• [Request] Output every entry exactly as written, but omit the pictures.
........
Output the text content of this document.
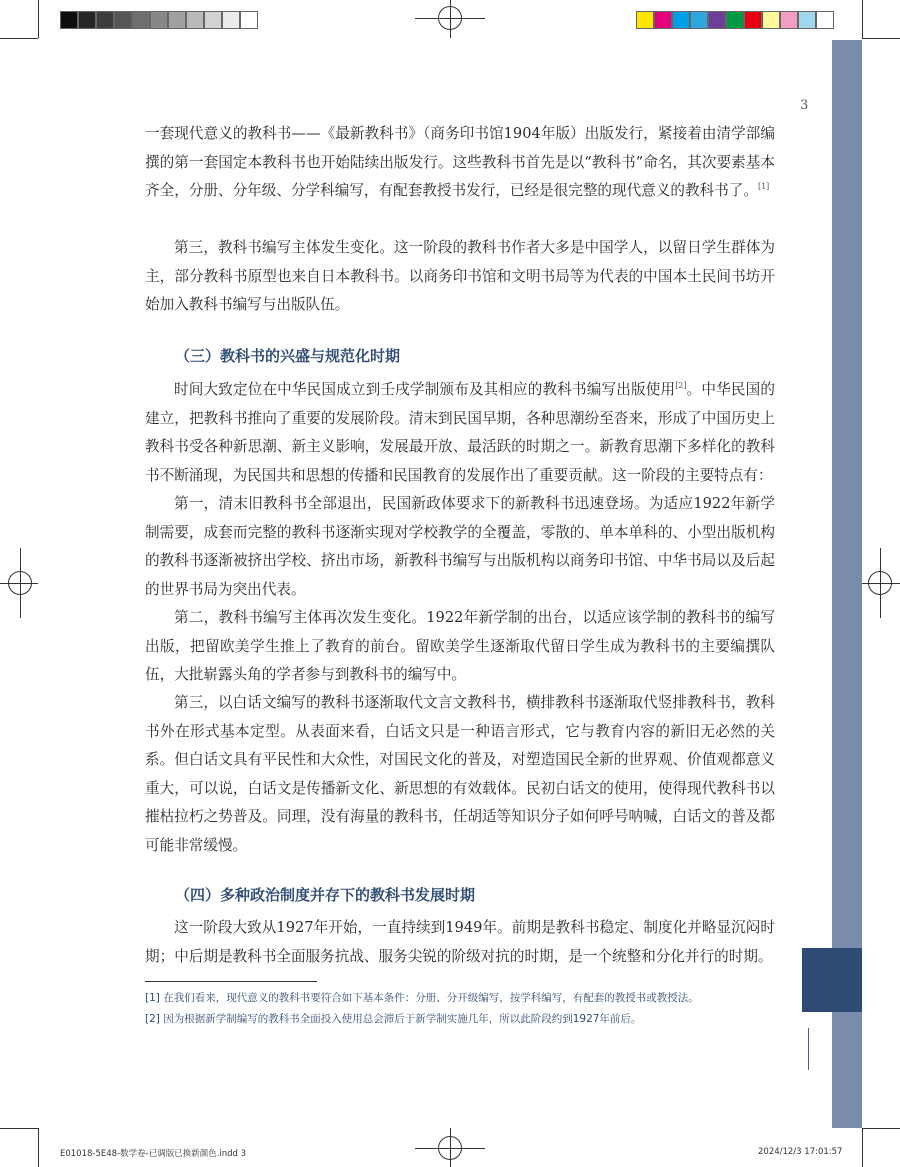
3
导
论

一套现代意义的教科书——《最新教科书》（商务印书馆1904年版）出版发行，紧接着由清学部编撰的第一套国定本教科书也开始陆续出版发行。这些教科书首先是以“教科书”命名，其次要素基本齐全，分册、分年级、分学科编写，有配套教授书发行，已经是很完整的现代意义的教科书了。[1]

第三，教科书编写主体发生变化。这一阶段的教科书作者大多是中国学人，以留日学生群体为主，部分教科书原型也来自日本教科书。以商务印书馆和文明书局等为代表的中国本土民间书坊开始加入教科书编写与出版队伍。

（三）教科书的兴盛与规范化时期

时间大致定位在中华民国成立到壬戌学制颁布及其相应的教科书编写出版使用[2]。中华民国的建立，把教科书推向了重要的发展阶段。清末到民国早期，各种思潮纷至沓来，形成了中国历史上教科书受各种新思潮、新主义影响，发展最开放、最活跃的时期之一。新教育思潮下多样化的教科书不断涌现，为民国共和思想的传播和民国教育的发展作出了重要贡献。这一阶段的主要特点有：

第一，清末旧教科书全部退出，民国新政体要求下的新教科书迅速登场。为适应1922年新学制需要，成套而完整的教科书逐渐实现对学校教学的全覆盖，零散的、单本单科的、小型出版机构的教科书逐渐被挤出学校、挤出市场，新教科书编写与出版机构以商务印书馆、中华书局以及后起的世界书局为突出代表。

第二，教科书编写主体再次发生变化。1922年新学制的出台，以适应该学制的教科书的编写出版，把留欧美学生推上了教育的前台。留欧美学生逐渐取代留日学生成为教科书的主要编撰队伍，大批崭露头角的学者参与到教科书的编写中。

第三，以白话文编写的教科书逐渐取代文言文教科书，横排教科书逐渐取代竖排教科书，教科书外在形式基本定型。从表面来看，白话文只是一种语言形式，它与教育内容的新旧无必然的关系。但白话文具有平民性和大众性，对国民文化的普及，对塑造国民全新的世界观、价值观都意义重大，可以说，白话文是传播新文化、新思想的有效载体。民初白话文的使用，使得现代教科书以摧枯拉朽之势普及。同理，没有海量的教科书，任胡适等知识分子如何呼号呐喊，白话文的普及都可能非常缓慢。

（四）多种政治制度并存下的教科书发展时期

这一阶段大致从1927年开始，一直持续到1949年。前期是教科书稳定、制度化并略显沉闷时期；中后期是教科书全面服务抗战、服务尖锐的阶级对抗的时期，是一个统整和分化并行的时期。

[1] 在我们看来，现代意义的教科书要符合如下基本条件：分册、分开级编写，按学科编写，有配套的教授书或教授法。

[2] 因为根据新学制编写的教科书全面投入使用总会滞后于新学制实施几年，所以此阶段约到1927年前后。

E01018-5E48-数学卷-已调版已换新颜色.indd 3	2024/12/3 17:01:57
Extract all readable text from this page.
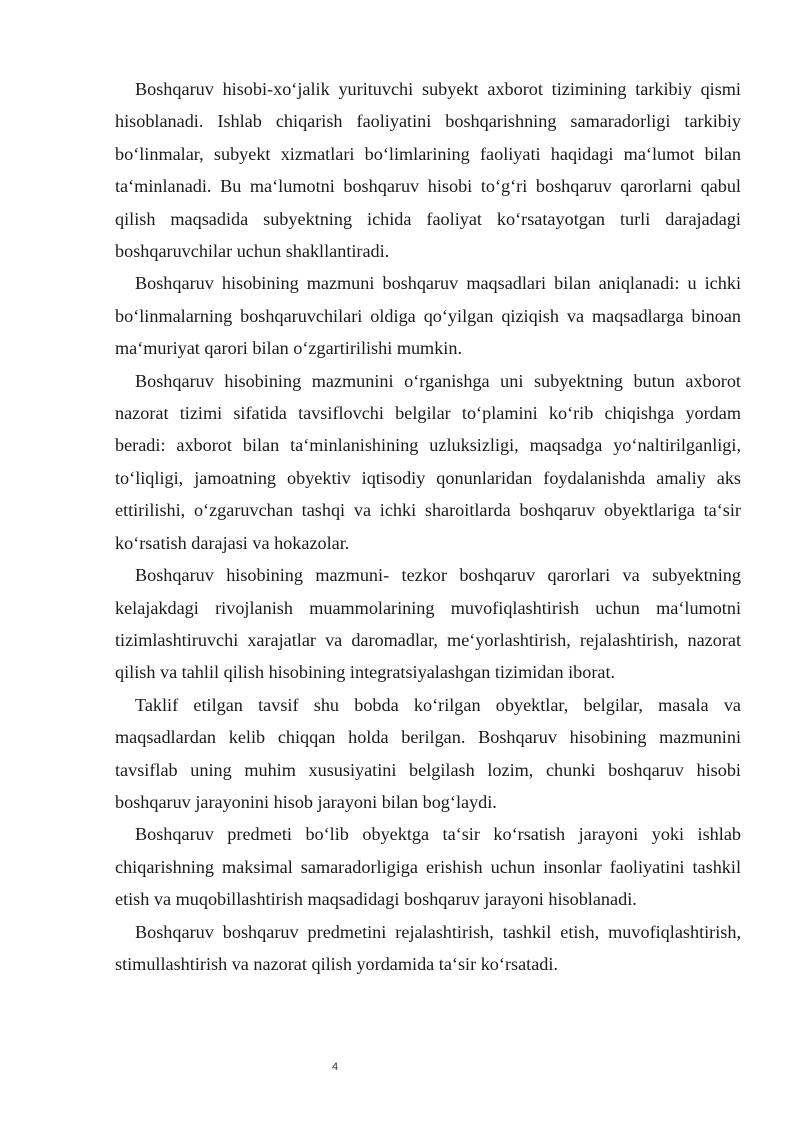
Boshqaruv hisobi-xo‘jalik yurituvchi subyekt axborot tizimining tarkibiy qismi hisoblanadi. Ishlab chiqarish faoliyatini boshqarishning samaradorligi tarkibiy bo‘linmalar, subyekt xizmatlari bo‘limlarining faoliyati haqidagi ma‘lumot bilan ta‘minlanadi. Bu ma‘lumotni boshqaruv hisobi to‘g‘ri boshqaruv qarorlarni qabul qilish maqsadida subyektning ichida faoliyat ko‘rsatayotgan turli darajadagi boshqaruvchilar uchun shakllantiradi.

Boshqaruv hisobining mazmuni boshqaruv maqsadlari bilan aniqlanadi: u ichki bo‘linmalarning boshqaruvchilari oldiga qo‘yilgan qiziqish va maqsadlarga binoan ma‘muriyat qarori bilan o‘zgartirilishi mumkin.

Boshqaruv hisobining mazmunini o‘rganishga uni subyektning butun axborot nazorat tizimi sifatida tavsiflovchi belgilar to‘plamini ko‘rib chiqishga yordam beradi: axborot bilan ta‘minlanishining uzluksizligi, maqsadga yo‘naltirilganligi, to‘liqligi, jamoatning obyektiv iqtisodiy qonunlaridan foydalanishda amaliy aks ettirilishi, o‘zgaruvchan tashqi va ichki sharoitlarda boshqaruv obyektlariga ta‘sir ko‘rsatish darajasi va hokazolar.

Boshqaruv hisobining mazmuni- tezkor boshqaruv qarorlari va subyektning kelajakdagi rivojlanish muammolarining muvofiqlashtirish uchun ma‘lumotni tizimlashtiruvchi xarajatlar va daromadlar, me‘yorlashtirish, rejalashtirish, nazorat qilish va tahlil qilish hisobining integratsiyalashgan tizimidan iborat.

Taklif etilgan tavsif shu bobda ko‘rilgan obyektlar, belgilar, masala va maqsadlardan kelib chiqqan holda berilgan. Boshqaruv hisobining mazmunini tavsiflab uning muhim xususiyatini belgilash lozim, chunki boshqaruv hisobi boshqaruv jarayonini hisob jarayoni bilan bog‘laydi.

Boshqaruv predmeti bo‘lib obyektga ta‘sir ko‘rsatish jarayoni yoki ishlab chiqarishning maksimal samaradorligiga erishish uchun insonlar faoliyatini tashkil etish va muqobillashtirish maqsadidagi boshqaruv jarayoni hisoblanadi.

Boshqaruv boshqaruv predmetini rejalashtirish, tashkil etish, muvofiqlashtirish, stimullashtirish va nazorat qilish yordamida ta‘sir ko‘rsatadi.

4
........
• [Task answer]
Output the text content of this document.
3
导
论

一套现代意义的教科书——《最新教科书》（商务印书馆1904年版）出版发行，紧接着由清学部编撰的第一套国定本教科书也开始陆续出版发行。这些教科书首先是以“教科书”命名，其次要素基本齐全，分册、分年级、分学科编写，有配套教授书发行，已经是很完整的现代意义的教科书了。[1]

第三，教科书编写主体发生变化。这一阶段的教科书作者大多是中国学人，以留日学生群体为主，部分教科书原型也来自日本教科书。以商务印书馆和文明书局等为代表的中国本土民间书坊开始加入教科书编写与出版队伍。

（三）教科书的兴盛与规范化时期

时间大致定位在中华民国成立到壬戌学制颁布及其相应的教科书编写出版使用[2]。中华民国的建立，把教科书推向了重要的发展阶段。清末到民国早期，各种思潮纷至沓来，形成了中国历史上教科书受各种新思潮、新主义影响，发展最开放、最活跃的时期之一。新教育思潮下多样化的教科书不断涌现，为民国共和思想的传播和民国教育的发展作出了重要贡献。这一阶段的主要特点有：

第一，清末旧教科书全部退出，民国新政体要求下的新教科书迅速登场。为适应1922年新学制需要，成套而完整的教科书逐渐实现对学校教学的全覆盖，零散的、单本单科的、小型出版机构的教科书逐渐被挤出学校、挤出市场，新教科书编写与出版机构以商务印书馆、中华书局以及后起的世界书局为突出代表。

第二，教科书编写主体再次发生变化。1922年新学制的出台，以适应该学制的教科书的编写出版，把留欧美学生推上了教育的前台。留欧美学生逐渐取代留日学生成为教科书的主要编撰队伍，大批崭露头角的学者参与到教科书的编写中。

第三，以白话文编写的教科书逐渐取代文言文教科书，横排教科书逐渐取代竖排教科书，教科书外在形式基本定型。从表面来看，白话文只是一种语言形式，它与教育内容的新旧无必然的关系。但白话文具有平民性和大众性，对国民文化的普及，对塑造国民全新的世界观、价值观都意义重大，可以说，白话文是传播新文化、新思想的有效载体。民初白话文的使用，使得现代教科书以摧枯拉朽之势普及。同理，没有海量的教科书，任胡适等知识分子如何呼号呐喊，白话文的普及都可能非常缓慢。

（四）多种政治制度并存下的教科书发展时期

这一阶段大致从1927年开始，一直持续到1949年。前期是教科书稳定、制度化并略显沉闷时期；中后期是教科书全面服务抗战、服务尖锐的阶级对抗的时期，是一个统整和分化并行的时期。

[1] 在我们看来，现代意义的教科书要符合如下基本条件：分册、分开级编写，按学科编写，有配套的教授书或教授法。

[2] 因为根据新学制编写的教科书全面投入使用总会滞后于新学制实施几年，所以此阶段约到1927年前后。

E01018-5E48-数学卷-已调版已换新颜色.indd 3	2024/12/3 17:01:57
Extract all readable text from this page.
Boshqaruv hisobi-xo‘jalik yurituvchi subyekt axborot tizimining tarkibiy qismi hisoblanadi. Ishlab chiqarish faoliyatini boshqarishning samaradorligi tarkibiy bo‘linmalar, subyekt xizmatlari bo‘limlarining faoliyati haqidagi ma‘lumot bilan ta‘minlanadi. Bu ma‘lumotni boshqaruv hisobi to‘g‘ri boshqaruv qarorlarni qabul qilish maqsadida subyektning ichida faoliyat ko‘rsatayotgan turli darajadagi boshqaruvchilar uchun shakllantiradi.

Boshqaruv hisobining mazmuni boshqaruv maqsadlari bilan aniqlanadi: u ichki bo‘linmalarning boshqaruvchilari oldiga qo‘yilgan qiziqish va maqsadlarga binoan ma‘muriyat qarori bilan o‘zgartirilishi mumkin.

Boshqaruv hisobining mazmunini o‘rganishga uni subyektning butun axborot nazorat tizimi sifatida tavsiflovchi belgilar to‘plamini ko‘rib chiqishga yordam beradi: axborot bilan ta‘minlanishining uzluksizligi, maqsadga yo‘naltirilganligi, to‘liqligi, jamoatning obyektiv iqtisodiy qonunlaridan foydalanishda amaliy aks ettirilishi, o‘zgaruvchan tashqi va ichki sharoitlarda boshqaruv obyektlariga ta‘sir ko‘rsatish darajasi va hokazolar.

Boshqaruv hisobining mazmuni- tezkor boshqaruv qarorlari va subyektning kelajakdagi rivojlanish muammolarining muvofiqlashtirish uchun ma‘lumotni tizimlashtiruvchi xarajatlar va daromadlar, me‘yorlashtirish, rejalashtirish, nazorat qilish va tahlil qilish hisobining integratsiyalashgan tizimidan iborat.

Taklif etilgan tavsif shu bobda ko‘rilgan obyektlar, belgilar, masala va maqsadlardan kelib chiqqan holda berilgan. Boshqaruv hisobining mazmunini tavsiflab uning muhim xususiyatini belgilash lozim, chunki boshqaruv hisobi boshqaruv jarayonini hisob jarayoni bilan bog‘laydi.

Boshqaruv predmeti bo‘lib obyektga ta‘sir ko‘rsatish jarayoni yoki ishlab chiqarishning maksimal samaradorligiga erishish uchun insonlar faoliyatini tashkil etish va muqobillashtirish maqsadidagi boshqaruv jarayoni hisoblanadi.

Boshqaruv boshqaruv predmetini rejalashtirish, tashkil etish, muvofiqlashtirish, stimullashtirish va nazorat qilish yordamida ta‘sir ko‘rsatadi.

4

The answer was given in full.